Show all lines that include the string "icon"; copy each one.

-- BEGIN RECORDS SUPPLIED --

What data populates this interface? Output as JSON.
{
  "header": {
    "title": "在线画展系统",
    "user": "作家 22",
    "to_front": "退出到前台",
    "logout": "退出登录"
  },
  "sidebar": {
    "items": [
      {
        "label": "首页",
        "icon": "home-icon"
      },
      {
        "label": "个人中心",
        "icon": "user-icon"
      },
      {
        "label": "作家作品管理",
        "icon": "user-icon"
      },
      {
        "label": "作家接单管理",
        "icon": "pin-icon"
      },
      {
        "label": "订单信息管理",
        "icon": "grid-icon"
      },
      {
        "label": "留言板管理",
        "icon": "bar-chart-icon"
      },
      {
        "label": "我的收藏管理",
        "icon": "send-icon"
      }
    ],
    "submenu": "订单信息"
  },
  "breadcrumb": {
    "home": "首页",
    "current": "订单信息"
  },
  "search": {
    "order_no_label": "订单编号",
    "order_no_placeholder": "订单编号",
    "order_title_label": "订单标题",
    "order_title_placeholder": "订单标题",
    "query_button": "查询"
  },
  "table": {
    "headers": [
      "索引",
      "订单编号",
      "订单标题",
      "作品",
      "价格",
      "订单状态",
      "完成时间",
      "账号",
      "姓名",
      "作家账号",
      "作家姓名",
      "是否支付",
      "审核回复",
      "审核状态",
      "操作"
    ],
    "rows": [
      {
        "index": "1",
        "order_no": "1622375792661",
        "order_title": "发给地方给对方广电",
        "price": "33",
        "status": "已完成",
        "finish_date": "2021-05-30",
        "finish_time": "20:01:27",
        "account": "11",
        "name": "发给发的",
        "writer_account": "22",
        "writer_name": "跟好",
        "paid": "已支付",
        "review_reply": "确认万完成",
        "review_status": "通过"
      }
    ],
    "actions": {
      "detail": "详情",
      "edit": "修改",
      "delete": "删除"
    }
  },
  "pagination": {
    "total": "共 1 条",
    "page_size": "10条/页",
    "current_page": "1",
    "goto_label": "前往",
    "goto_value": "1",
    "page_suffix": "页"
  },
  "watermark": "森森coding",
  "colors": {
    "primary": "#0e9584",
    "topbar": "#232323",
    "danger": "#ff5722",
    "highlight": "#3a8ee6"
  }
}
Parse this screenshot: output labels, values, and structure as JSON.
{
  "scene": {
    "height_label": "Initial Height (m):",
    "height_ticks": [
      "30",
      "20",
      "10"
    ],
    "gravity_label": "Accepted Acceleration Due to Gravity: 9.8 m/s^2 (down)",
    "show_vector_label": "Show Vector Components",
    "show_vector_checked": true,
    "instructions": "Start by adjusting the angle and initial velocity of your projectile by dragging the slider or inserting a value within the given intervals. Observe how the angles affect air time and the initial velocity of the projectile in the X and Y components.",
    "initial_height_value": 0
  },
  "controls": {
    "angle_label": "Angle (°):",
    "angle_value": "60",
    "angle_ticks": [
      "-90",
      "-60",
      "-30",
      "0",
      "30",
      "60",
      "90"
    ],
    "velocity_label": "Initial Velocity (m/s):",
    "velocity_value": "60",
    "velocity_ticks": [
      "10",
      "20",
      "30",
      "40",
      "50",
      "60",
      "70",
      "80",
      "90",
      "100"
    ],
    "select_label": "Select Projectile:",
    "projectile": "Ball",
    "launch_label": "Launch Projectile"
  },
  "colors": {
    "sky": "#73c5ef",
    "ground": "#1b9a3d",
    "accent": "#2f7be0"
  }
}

-- END RECORDS SUPPLIED --

■ **RESPONSE TO THIS TASK**:
        "icon": "home-icon"
        "icon": "user-icon"
        "icon": "user-icon"
        "icon": "pin-icon"
        "icon": "grid-icon"
        "icon": "bar-chart-icon"
        "icon": "send-icon"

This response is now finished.